Search the data below for "JSON"; list each line that holds it.
[START INPUT MATERIAL]
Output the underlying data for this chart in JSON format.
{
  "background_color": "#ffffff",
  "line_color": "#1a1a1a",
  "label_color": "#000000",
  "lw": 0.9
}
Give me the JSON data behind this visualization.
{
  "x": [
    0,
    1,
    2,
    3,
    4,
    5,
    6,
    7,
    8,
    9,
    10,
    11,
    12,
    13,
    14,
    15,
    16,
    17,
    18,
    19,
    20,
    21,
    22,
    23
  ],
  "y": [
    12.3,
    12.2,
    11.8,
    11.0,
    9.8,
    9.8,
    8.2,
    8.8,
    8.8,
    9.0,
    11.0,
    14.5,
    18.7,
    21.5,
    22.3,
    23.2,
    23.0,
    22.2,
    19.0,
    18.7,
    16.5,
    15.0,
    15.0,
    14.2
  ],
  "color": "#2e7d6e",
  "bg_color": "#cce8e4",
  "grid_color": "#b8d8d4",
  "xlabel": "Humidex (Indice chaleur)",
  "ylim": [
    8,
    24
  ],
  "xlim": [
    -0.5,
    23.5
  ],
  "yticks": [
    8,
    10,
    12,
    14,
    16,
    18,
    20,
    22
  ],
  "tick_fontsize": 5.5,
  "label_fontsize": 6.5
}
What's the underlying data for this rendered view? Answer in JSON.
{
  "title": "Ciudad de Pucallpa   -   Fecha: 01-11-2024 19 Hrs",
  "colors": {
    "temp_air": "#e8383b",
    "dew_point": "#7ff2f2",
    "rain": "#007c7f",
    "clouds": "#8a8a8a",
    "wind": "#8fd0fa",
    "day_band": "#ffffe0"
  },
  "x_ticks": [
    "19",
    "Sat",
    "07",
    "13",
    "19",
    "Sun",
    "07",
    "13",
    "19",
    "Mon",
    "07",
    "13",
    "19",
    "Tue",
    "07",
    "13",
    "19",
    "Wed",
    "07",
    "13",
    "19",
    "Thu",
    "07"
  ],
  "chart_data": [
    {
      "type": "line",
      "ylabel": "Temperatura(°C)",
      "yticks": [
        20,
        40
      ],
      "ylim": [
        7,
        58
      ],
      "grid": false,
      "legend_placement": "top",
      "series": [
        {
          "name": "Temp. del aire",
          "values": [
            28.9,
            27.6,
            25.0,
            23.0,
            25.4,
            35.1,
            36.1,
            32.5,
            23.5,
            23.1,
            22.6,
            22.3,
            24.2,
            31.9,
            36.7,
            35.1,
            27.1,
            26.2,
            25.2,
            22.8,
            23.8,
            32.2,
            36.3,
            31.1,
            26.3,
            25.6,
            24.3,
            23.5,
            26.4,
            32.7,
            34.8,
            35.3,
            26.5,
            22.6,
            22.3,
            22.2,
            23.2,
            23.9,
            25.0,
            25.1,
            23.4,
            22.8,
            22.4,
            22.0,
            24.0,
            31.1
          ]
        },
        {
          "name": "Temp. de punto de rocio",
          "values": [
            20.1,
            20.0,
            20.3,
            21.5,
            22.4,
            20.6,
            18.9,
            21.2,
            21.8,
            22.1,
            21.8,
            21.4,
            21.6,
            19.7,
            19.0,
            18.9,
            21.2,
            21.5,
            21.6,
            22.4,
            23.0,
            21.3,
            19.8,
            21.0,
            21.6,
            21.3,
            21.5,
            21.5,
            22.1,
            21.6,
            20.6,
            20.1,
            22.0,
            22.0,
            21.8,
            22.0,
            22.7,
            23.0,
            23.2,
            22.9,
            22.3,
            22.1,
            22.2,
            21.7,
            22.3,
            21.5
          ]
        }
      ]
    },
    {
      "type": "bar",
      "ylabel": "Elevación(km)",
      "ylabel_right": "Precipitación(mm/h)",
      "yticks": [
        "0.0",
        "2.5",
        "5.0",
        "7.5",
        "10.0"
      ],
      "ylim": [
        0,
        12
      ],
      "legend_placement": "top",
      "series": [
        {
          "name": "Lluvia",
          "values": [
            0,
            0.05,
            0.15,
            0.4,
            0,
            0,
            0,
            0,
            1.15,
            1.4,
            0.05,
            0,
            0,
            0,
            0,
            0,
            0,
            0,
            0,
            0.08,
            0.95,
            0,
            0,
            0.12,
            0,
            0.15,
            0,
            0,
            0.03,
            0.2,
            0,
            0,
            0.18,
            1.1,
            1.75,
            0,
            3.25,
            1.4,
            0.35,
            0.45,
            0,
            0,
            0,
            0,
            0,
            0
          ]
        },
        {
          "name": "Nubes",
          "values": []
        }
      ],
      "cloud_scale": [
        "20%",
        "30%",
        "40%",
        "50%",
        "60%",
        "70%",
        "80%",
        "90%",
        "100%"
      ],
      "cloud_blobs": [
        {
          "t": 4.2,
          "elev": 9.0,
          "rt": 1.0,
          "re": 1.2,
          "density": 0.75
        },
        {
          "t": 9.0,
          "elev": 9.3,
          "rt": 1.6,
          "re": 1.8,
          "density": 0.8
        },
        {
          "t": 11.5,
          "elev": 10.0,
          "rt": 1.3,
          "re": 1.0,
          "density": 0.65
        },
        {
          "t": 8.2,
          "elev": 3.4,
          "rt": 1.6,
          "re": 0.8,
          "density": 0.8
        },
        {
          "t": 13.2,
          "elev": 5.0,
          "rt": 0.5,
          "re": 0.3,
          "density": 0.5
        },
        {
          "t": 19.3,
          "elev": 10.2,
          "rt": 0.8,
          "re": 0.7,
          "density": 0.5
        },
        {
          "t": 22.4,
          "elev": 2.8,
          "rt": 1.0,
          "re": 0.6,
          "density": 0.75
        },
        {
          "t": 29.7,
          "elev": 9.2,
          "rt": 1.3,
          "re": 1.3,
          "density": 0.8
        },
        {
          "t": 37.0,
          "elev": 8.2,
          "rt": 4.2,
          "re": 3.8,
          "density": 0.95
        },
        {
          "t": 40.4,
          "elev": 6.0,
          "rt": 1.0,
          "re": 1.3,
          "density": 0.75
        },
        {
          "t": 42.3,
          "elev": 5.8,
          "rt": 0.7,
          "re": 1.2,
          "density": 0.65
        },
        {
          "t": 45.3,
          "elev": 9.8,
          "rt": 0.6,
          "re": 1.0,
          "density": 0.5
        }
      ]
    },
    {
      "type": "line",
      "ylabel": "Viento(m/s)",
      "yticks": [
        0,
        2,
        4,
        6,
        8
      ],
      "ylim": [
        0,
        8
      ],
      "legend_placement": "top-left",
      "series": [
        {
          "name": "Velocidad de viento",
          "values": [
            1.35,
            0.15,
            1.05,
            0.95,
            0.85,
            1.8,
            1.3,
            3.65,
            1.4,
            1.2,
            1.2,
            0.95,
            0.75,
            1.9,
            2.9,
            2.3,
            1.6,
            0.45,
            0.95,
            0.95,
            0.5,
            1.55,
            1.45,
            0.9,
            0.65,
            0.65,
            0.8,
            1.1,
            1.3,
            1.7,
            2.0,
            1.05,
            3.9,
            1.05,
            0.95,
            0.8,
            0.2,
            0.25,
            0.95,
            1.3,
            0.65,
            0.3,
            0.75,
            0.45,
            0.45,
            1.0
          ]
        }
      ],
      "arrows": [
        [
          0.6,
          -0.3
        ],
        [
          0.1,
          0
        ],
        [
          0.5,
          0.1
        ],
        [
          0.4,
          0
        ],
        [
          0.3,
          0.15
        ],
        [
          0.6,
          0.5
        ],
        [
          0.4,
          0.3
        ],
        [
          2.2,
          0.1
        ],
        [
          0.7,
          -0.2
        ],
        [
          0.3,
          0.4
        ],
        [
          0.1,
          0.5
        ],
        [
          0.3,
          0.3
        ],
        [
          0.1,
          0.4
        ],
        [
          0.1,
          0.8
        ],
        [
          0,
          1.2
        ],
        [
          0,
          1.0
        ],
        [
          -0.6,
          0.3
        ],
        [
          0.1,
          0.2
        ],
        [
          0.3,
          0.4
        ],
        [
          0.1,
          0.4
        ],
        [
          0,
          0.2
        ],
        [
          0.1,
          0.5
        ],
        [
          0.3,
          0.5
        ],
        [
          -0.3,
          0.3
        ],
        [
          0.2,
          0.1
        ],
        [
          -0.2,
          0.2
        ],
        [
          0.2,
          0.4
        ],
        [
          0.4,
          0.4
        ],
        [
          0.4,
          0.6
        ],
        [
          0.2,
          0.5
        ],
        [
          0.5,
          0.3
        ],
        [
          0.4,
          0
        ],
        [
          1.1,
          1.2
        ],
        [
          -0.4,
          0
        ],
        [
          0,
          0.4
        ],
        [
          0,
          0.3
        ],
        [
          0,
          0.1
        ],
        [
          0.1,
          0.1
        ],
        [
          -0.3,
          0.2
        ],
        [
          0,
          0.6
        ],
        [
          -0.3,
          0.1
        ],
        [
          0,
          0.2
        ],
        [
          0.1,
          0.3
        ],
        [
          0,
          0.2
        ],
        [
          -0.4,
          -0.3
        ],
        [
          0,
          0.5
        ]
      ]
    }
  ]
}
[END INPUT MATERIAL]
### RESPONSE
Output the underlying data for this chart in JSON format.
Give me the JSON data behind this visualization.
What's the underlying data for this rendered view? Answer in JSON.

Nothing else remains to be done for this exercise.